WRITTEN REQUEST:
Scan the entries below. List each line with "screenshot".

Stored data:

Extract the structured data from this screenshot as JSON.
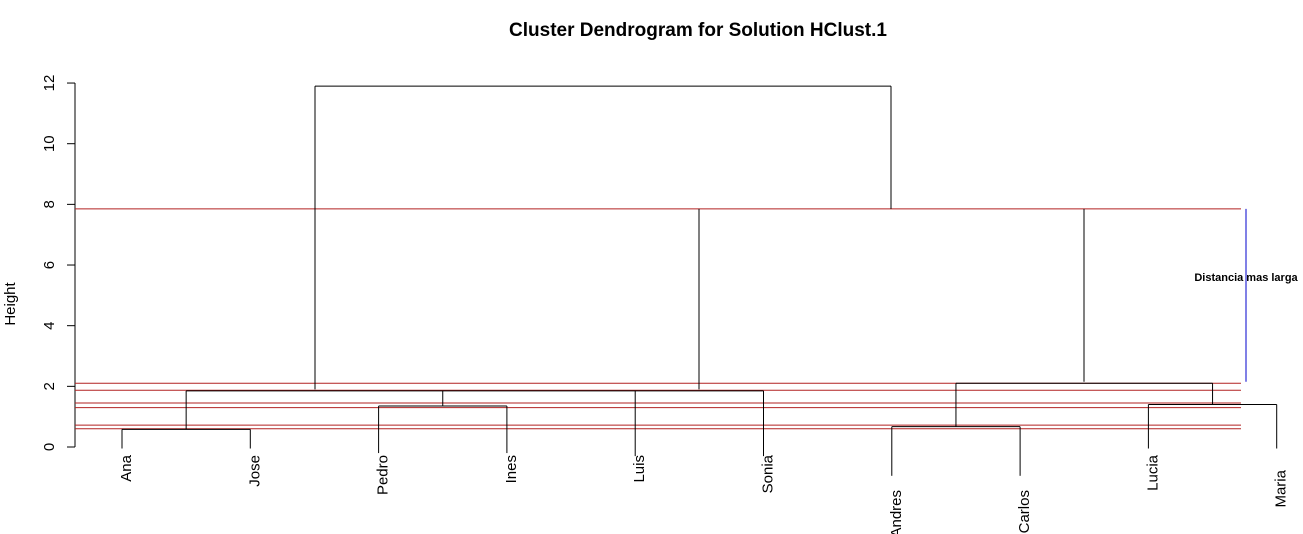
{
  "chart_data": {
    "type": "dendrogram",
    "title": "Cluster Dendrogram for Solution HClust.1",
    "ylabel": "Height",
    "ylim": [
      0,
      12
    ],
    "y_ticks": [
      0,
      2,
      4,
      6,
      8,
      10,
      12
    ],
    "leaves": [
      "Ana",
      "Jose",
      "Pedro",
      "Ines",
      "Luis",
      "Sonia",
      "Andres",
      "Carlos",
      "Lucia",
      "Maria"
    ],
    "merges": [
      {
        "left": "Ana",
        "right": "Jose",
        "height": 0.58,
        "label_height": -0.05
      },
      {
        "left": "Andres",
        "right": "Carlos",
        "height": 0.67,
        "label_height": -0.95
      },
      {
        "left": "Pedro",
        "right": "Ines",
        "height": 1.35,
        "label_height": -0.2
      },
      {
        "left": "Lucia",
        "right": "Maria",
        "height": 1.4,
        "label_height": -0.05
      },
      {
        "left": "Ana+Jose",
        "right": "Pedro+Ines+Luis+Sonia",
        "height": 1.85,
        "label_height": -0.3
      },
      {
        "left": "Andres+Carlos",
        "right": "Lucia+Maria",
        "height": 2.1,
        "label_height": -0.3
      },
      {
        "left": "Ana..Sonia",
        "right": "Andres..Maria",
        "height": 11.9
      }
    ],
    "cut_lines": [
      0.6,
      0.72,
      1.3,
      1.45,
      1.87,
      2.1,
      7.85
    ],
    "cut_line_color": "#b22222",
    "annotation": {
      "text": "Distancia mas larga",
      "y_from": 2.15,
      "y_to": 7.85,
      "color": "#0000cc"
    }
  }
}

* * *

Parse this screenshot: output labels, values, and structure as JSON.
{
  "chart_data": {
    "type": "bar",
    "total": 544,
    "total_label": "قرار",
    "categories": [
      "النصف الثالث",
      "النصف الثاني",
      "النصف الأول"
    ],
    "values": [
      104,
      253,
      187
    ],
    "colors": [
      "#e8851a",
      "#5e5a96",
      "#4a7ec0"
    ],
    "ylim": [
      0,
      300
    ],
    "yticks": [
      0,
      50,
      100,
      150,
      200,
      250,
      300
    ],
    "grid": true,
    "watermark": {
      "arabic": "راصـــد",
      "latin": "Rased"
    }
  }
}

---

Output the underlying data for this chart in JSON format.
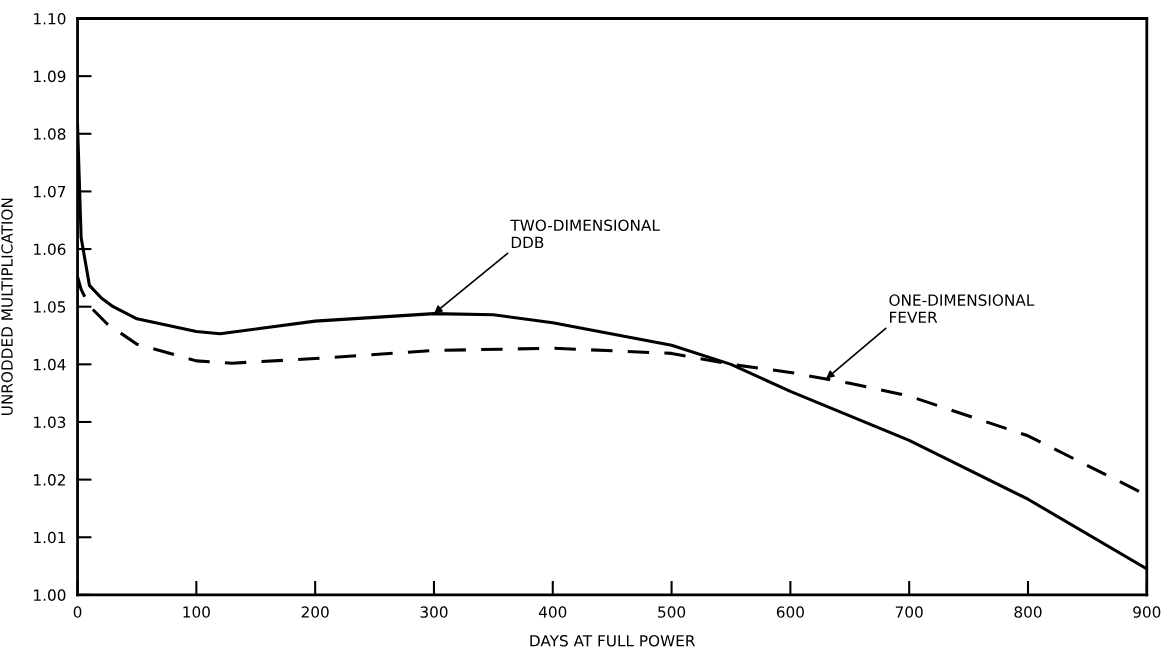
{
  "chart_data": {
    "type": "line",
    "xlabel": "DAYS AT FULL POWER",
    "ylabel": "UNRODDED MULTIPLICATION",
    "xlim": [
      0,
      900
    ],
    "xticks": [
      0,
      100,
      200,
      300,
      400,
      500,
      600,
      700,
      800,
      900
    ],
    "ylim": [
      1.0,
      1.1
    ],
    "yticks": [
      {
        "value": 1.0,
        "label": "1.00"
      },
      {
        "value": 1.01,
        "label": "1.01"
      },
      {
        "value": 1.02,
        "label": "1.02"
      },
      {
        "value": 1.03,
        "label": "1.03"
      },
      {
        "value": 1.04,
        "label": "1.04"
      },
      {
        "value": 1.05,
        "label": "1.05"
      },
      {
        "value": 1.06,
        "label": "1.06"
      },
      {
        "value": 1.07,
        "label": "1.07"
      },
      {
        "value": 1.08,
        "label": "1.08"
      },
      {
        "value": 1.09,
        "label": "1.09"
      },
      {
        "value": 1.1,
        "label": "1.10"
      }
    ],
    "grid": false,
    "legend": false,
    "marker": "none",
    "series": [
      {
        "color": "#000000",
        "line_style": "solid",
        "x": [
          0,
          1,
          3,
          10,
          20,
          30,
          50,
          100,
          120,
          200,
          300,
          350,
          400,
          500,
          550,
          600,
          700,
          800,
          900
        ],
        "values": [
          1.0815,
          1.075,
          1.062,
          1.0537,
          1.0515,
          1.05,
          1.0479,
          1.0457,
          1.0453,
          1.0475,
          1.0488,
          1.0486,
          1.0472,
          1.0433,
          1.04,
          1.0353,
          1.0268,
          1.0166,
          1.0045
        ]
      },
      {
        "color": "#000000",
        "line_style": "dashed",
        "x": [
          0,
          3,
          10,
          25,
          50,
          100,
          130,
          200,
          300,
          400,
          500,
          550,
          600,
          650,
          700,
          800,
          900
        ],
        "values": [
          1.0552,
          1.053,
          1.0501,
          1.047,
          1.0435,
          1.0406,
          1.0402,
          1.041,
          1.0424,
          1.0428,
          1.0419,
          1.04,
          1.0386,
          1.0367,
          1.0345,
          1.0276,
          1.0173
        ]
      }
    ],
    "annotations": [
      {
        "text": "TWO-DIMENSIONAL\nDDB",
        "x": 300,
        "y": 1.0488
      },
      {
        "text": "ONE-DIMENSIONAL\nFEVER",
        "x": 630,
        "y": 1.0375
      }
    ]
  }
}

OUTPUT OF THE TASK:
Extract the structured data from this screenshot as JSON.
Parse this screenshot: output labels, values, and structure as JSON.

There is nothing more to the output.